■ DATA SUPPLIED
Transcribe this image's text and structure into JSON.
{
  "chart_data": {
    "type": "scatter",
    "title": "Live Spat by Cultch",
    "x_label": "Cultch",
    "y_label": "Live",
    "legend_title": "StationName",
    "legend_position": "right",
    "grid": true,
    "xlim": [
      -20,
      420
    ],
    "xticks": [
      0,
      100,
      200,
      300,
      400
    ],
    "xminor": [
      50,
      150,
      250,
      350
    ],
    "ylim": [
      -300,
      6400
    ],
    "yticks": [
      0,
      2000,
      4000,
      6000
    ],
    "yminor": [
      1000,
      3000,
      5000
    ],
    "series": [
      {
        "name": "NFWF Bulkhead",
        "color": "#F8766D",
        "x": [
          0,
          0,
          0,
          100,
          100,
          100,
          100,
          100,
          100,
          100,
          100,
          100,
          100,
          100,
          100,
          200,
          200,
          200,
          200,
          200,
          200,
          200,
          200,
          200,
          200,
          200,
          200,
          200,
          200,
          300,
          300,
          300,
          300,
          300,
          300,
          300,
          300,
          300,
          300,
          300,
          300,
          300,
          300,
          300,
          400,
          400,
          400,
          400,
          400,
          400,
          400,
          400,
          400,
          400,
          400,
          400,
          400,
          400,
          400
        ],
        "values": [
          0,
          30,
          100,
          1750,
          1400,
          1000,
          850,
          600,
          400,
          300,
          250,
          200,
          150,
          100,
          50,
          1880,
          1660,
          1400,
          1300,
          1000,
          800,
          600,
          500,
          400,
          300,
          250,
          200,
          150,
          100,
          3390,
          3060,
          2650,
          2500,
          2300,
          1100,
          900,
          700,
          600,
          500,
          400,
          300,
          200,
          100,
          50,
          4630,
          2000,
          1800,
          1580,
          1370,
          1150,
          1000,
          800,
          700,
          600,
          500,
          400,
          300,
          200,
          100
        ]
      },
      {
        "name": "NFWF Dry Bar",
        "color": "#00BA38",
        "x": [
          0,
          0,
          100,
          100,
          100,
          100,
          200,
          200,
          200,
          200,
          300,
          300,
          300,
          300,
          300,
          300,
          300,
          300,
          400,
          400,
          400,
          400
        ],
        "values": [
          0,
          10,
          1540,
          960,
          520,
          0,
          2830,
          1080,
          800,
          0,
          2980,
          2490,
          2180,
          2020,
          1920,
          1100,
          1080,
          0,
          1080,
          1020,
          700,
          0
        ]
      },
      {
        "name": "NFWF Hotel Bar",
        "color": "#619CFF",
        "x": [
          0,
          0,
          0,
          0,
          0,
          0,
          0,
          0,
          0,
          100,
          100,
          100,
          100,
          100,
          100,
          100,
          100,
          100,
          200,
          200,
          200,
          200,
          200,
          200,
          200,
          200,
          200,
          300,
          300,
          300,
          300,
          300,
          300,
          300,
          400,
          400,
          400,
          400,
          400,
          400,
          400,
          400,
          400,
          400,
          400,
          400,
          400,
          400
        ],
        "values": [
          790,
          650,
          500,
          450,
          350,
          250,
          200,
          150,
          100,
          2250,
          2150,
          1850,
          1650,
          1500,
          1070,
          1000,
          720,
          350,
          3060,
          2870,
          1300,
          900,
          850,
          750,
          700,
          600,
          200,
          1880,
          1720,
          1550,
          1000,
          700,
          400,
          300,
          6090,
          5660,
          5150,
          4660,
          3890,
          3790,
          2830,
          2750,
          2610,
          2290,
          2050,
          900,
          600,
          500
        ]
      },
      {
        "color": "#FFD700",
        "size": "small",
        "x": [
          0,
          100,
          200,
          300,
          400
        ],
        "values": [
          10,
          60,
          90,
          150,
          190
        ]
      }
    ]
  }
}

■ DO THIS
Copy out the data shown above without altering anything.

■ FINISHED EXERCISE
Transcribe this image's text and structure into JSON.
{
  "chart_data": {
    "type": "scatter",
    "title": "Live Spat by Cultch",
    "x_label": "Cultch",
    "y_label": "Live",
    "legend_title": "StationName",
    "legend_position": "right",
    "grid": true,
    "xlim": [
      -20,
      420
    ],
    "xticks": [
      0,
      100,
      200,
      300,
      400
    ],
    "xminor": [
      50,
      150,
      250,
      350
    ],
    "ylim": [
      -300,
      6400
    ],
    "yticks": [
      0,
      2000,
      4000,
      6000
    ],
    "yminor": [
      1000,
      3000,
      5000
    ],
    "series": [
      {
        "name": "NFWF Bulkhead",
        "color": "#F8766D",
        "x": [
          0,
          0,
          0,
          100,
          100,
          100,
          100,
          100,
          100,
          100,
          100,
          100,
          100,
          100,
          100,
          200,
          200,
          200,
          200,
          200,
          200,
          200,
          200,
          200,
          200,
          200,
          200,
          200,
          200,
          300,
          300,
          300,
          300,
          300,
          300,
          300,
          300,
          300,
          300,
          300,
          300,
          300,
          300,
          300,
          400,
          400,
          400,
          400,
          400,
          400,
          400,
          400,
          400,
          400,
          400,
          400,
          400,
          400,
          400
        ],
        "values": [
          0,
          30,
          100,
          1750,
          1400,
          1000,
          850,
          600,
          400,
          300,
          250,
          200,
          150,
          100,
          50,
          1880,
          1660,
          1400,
          1300,
          1000,
          800,
          600,
          500,
          400,
          300,
          250,
          200,
          150,
          100,
          3390,
          3060,
          2650,
          2500,
          2300,
          1100,
          900,
          700,
          600,
          500,
          400,
          300,
          200,
          100,
          50,
          4630,
          2000,
          1800,
          1580,
          1370,
          1150,
          1000,
          800,
          700,
          600,
          500,
          400,
          300,
          200,
          100
        ]
      },
      {
        "name": "NFWF Dry Bar",
        "color": "#00BA38",
        "x": [
          0,
          0,
          100,
          100,
          100,
          100,
          200,
          200,
          200,
          200,
          300,
          300,
          300,
          300,
          300,
          300,
          300,
          300,
          400,
          400,
          400,
          400
        ],
        "values": [
          0,
          10,
          1540,
          960,
          520,
          0,
          2830,
          1080,
          800,
          0,
          2980,
          2490,
          2180,
          2020,
          1920,
          1100,
          1080,
          0,
          1080,
          1020,
          700,
          0
        ]
      },
      {
        "name": "NFWF Hotel Bar",
        "color": "#619CFF",
        "x": [
          0,
          0,
          0,
          0,
          0,
          0,
          0,
          0,
          0,
          100,
          100,
          100,
          100,
          100,
          100,
          100,
          100,
          100,
          200,
          200,
          200,
          200,
          200,
          200,
          200,
          200,
          200,
          300,
          300,
          300,
          300,
          300,
          300,
          300,
          400,
          400,
          400,
          400,
          400,
          400,
          400,
          400,
          400,
          400,
          400,
          400,
          400,
          400
        ],
        "values": [
          790,
          650,
          500,
          450,
          350,
          250,
          200,
          150,
          100,
          2250,
          2150,
          1850,
          1650,
          1500,
          1070,
          1000,
          720,
          350,
          3060,
          2870,
          1300,
          900,
          850,
          750,
          700,
          600,
          200,
          1880,
          1720,
          1550,
          1000,
          700,
          400,
          300,
          6090,
          5660,
          5150,
          4660,
          3890,
          3790,
          2830,
          2750,
          2610,
          2290,
          2050,
          900,
          600,
          500
        ]
      },
      {
        "color": "#FFD700",
        "size": "small",
        "x": [
          0,
          100,
          200,
          300,
          400
        ],
        "values": [
          10,
          60,
          90,
          150,
          190
        ]
      }
    ]
  }
}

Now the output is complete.